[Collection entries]
______________________________
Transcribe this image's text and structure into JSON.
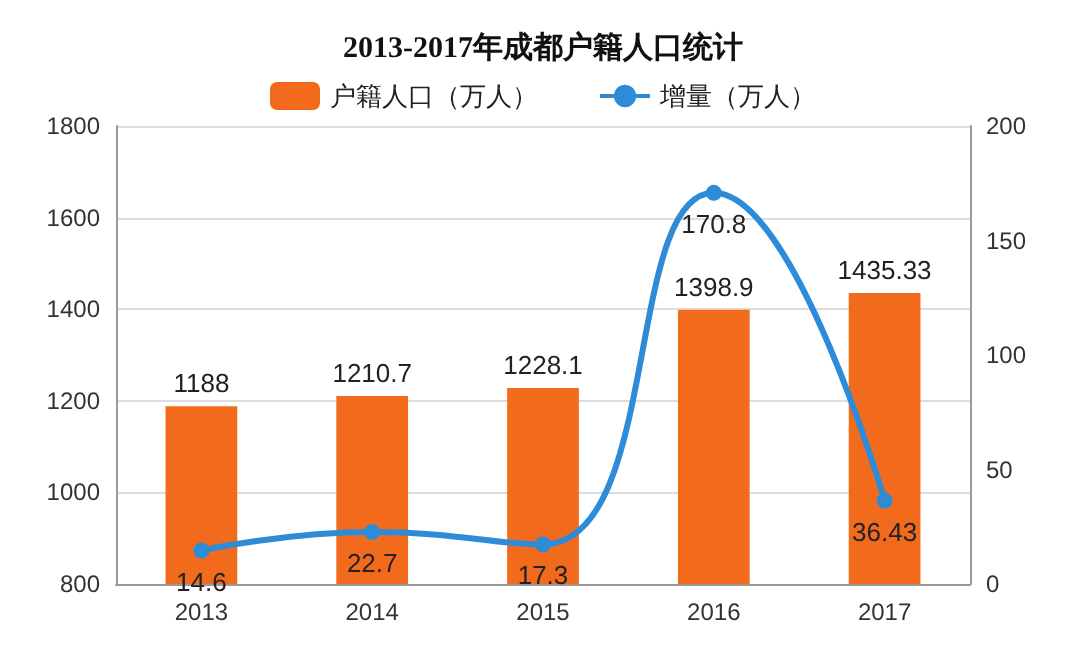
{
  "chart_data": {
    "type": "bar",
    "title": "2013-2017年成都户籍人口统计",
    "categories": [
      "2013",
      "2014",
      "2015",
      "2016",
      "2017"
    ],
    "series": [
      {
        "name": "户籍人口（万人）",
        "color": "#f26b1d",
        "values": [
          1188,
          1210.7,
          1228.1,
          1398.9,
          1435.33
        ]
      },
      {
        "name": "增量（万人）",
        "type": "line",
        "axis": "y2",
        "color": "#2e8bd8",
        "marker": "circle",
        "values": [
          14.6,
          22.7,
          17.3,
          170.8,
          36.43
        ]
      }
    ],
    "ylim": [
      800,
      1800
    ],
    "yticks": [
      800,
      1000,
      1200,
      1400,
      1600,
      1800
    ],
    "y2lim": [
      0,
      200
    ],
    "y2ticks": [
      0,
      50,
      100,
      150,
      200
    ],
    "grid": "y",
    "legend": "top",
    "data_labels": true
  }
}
______________________________
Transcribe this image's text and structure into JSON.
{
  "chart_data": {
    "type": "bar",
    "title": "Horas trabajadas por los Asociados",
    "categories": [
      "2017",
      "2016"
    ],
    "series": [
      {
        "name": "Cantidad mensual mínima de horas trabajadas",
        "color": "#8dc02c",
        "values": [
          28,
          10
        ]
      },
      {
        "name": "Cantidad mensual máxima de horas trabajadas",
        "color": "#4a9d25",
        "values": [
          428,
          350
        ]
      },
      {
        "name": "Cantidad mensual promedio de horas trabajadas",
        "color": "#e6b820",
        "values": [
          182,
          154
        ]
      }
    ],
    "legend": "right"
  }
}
______________________________
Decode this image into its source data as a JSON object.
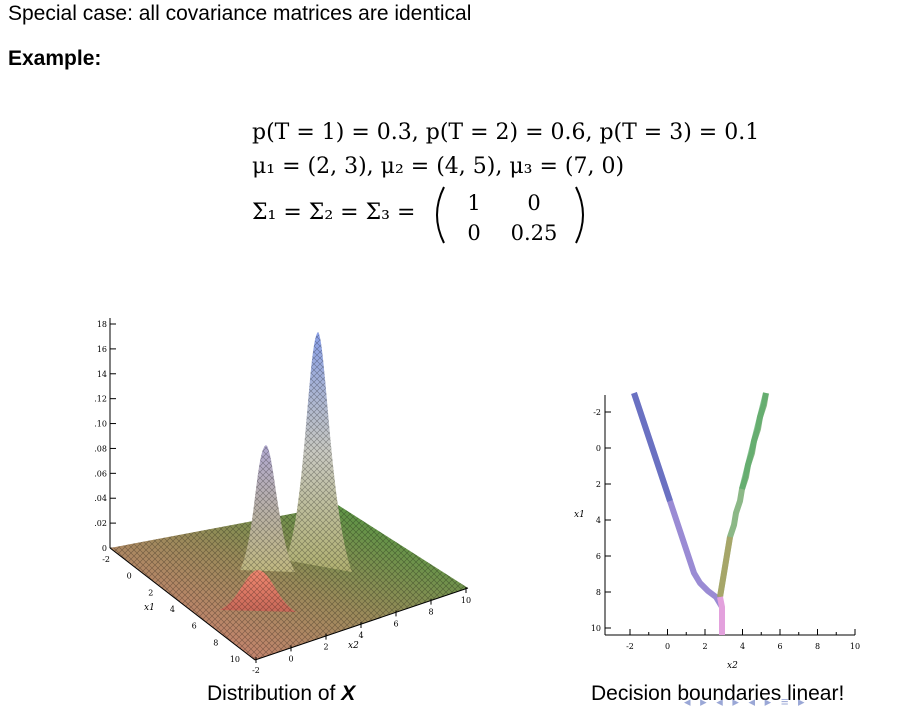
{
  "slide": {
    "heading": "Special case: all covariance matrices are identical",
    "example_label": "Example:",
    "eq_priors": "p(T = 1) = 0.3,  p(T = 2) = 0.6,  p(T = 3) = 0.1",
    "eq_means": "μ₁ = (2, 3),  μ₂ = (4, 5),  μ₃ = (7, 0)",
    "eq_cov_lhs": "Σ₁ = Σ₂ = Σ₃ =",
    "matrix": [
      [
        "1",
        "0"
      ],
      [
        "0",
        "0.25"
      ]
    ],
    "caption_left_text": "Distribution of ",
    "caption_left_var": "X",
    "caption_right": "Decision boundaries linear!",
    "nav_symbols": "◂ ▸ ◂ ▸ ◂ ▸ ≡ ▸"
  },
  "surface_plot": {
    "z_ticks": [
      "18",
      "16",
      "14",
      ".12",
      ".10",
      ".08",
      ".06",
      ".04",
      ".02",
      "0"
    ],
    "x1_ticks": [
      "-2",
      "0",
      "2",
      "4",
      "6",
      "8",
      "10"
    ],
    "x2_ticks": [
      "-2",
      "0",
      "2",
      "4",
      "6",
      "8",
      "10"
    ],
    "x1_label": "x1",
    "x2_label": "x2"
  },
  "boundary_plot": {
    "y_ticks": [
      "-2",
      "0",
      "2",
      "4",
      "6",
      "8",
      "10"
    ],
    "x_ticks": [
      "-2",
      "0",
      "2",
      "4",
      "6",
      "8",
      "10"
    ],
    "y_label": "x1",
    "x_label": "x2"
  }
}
______________________________
Instructions for the task:
Tell how many lines in the material contain the word "trabajadas". Only the number is wanted.

Output:
4